PROBLEM DESCRIPTION: Please list all lines of the material below in which the string "Test" occurs.

* BEGIN TASK INPUTS *

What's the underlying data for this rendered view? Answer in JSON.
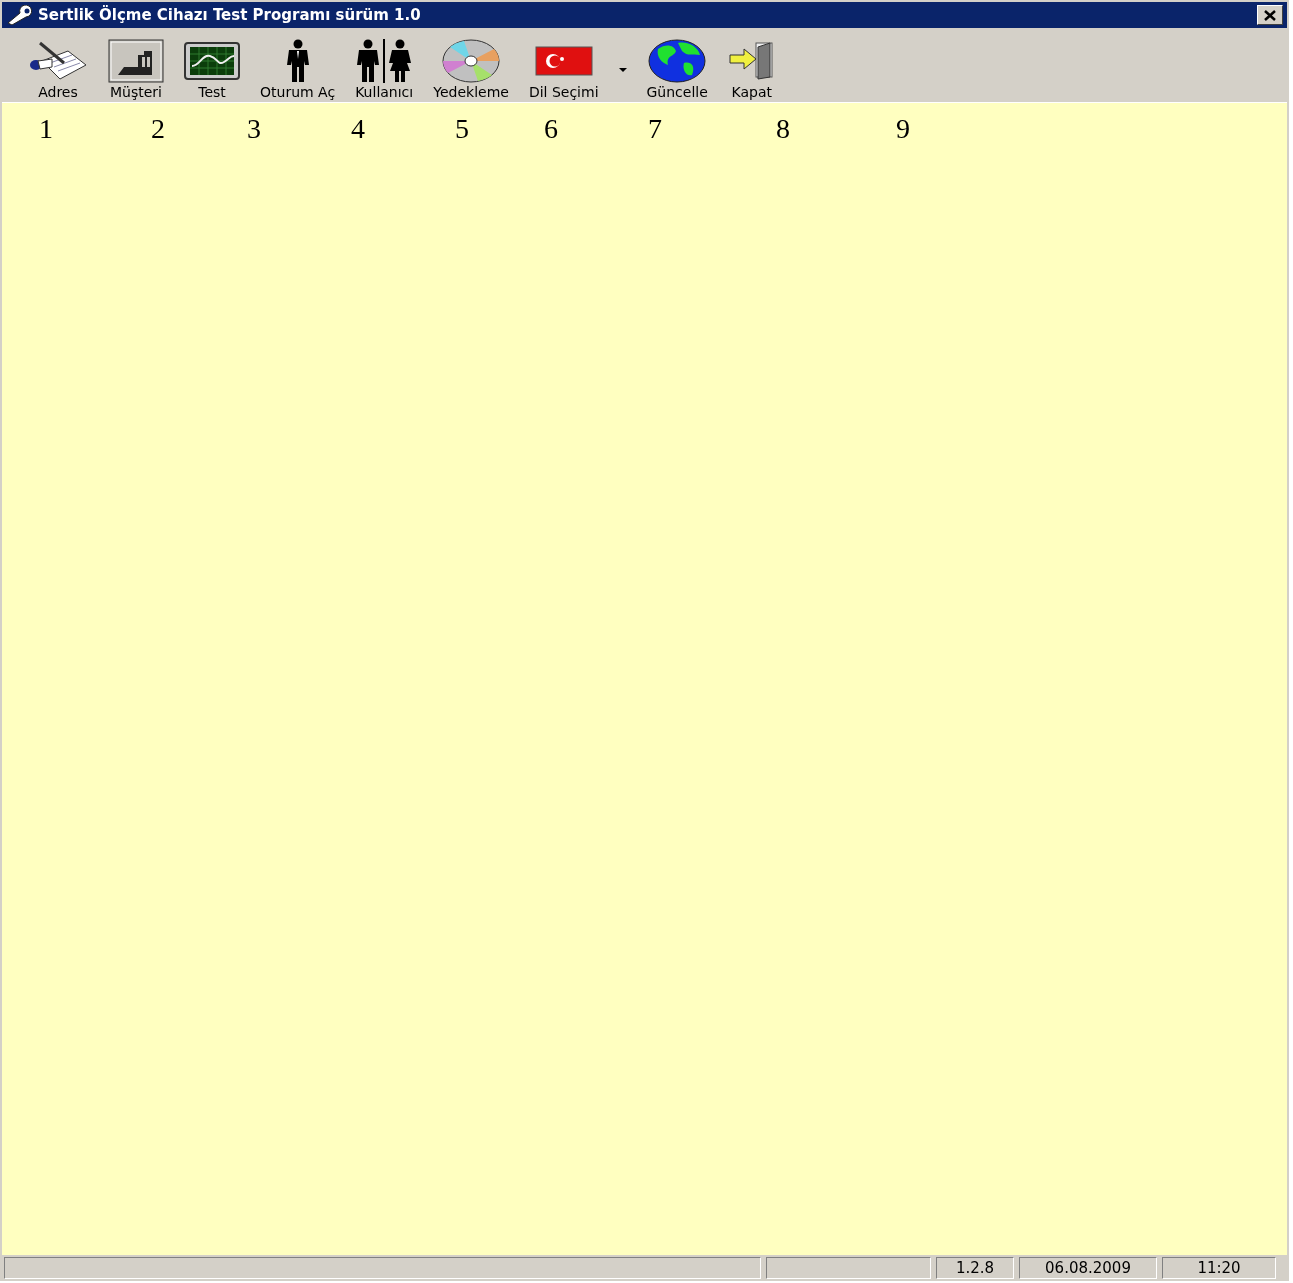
{
  "window": {
    "title": "Sertlik Ölçme Cihazı Test Programı sürüm 1.0"
  },
  "toolbar": [
    {
      "kind": "notepad",
      "label": "Adres"
    },
    {
      "kind": "factory",
      "label": "Müşteri"
    },
    {
      "kind": "monitor",
      "label": "Test"
    },
    {
      "kind": "person",
      "label": "Oturum Aç"
    },
    {
      "kind": "people",
      "label": "Kullanıcı"
    },
    {
      "kind": "disc",
      "label": "Yedekleme"
    },
    {
      "kind": "flag",
      "label": "Dil Seçimi",
      "dropdown": true
    },
    {
      "kind": "globe",
      "label": "Güncelle"
    },
    {
      "kind": "exit",
      "label": "Kapat"
    }
  ],
  "annotations": [
    "1",
    "2",
    "3",
    "4",
    "5",
    "6",
    "7",
    "8",
    "9"
  ],
  "status_bar": {
    "version": "1.2.8",
    "date": "06.08.2009",
    "time": "11:20"
  }
}
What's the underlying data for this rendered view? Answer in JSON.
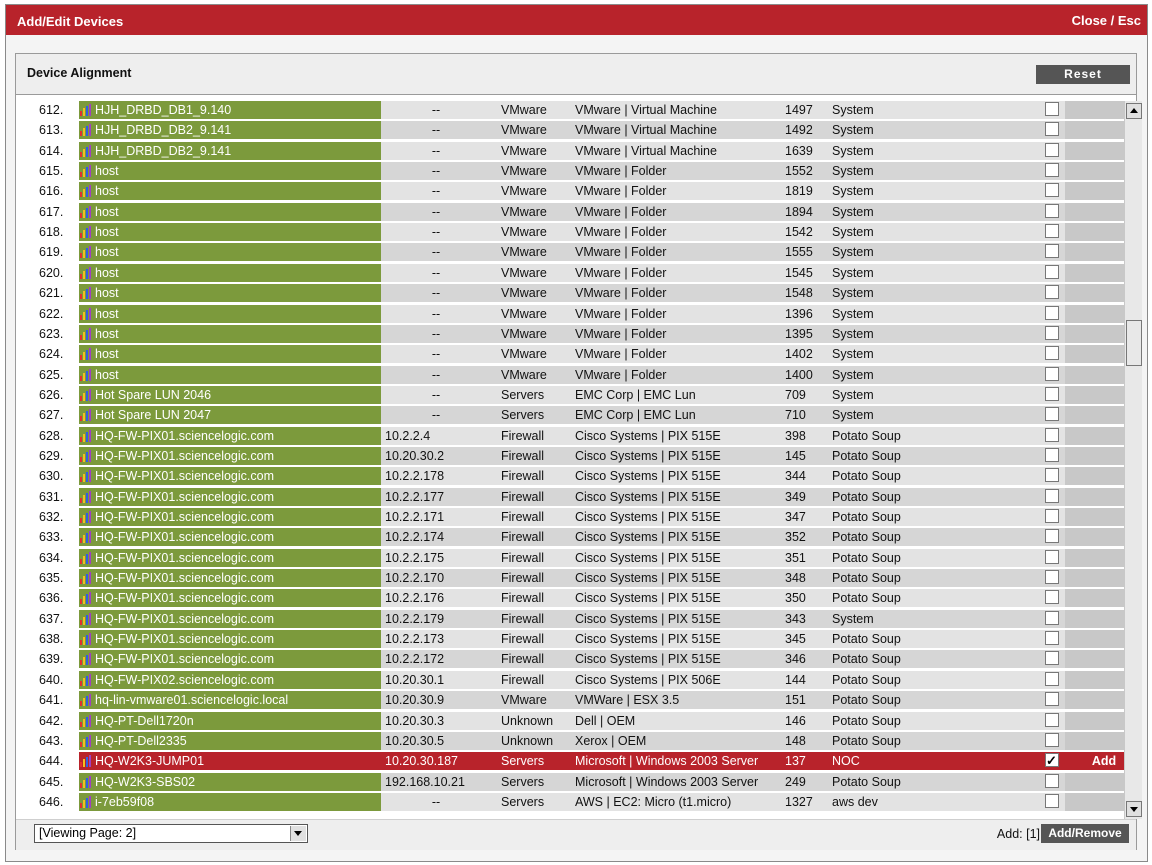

* END TASK INPUTS *

RESULT OF THE TASK:
    "title": "Sertlik Ölçme Cihazı Test Programı sürüm 1.0"
      "label": "Test"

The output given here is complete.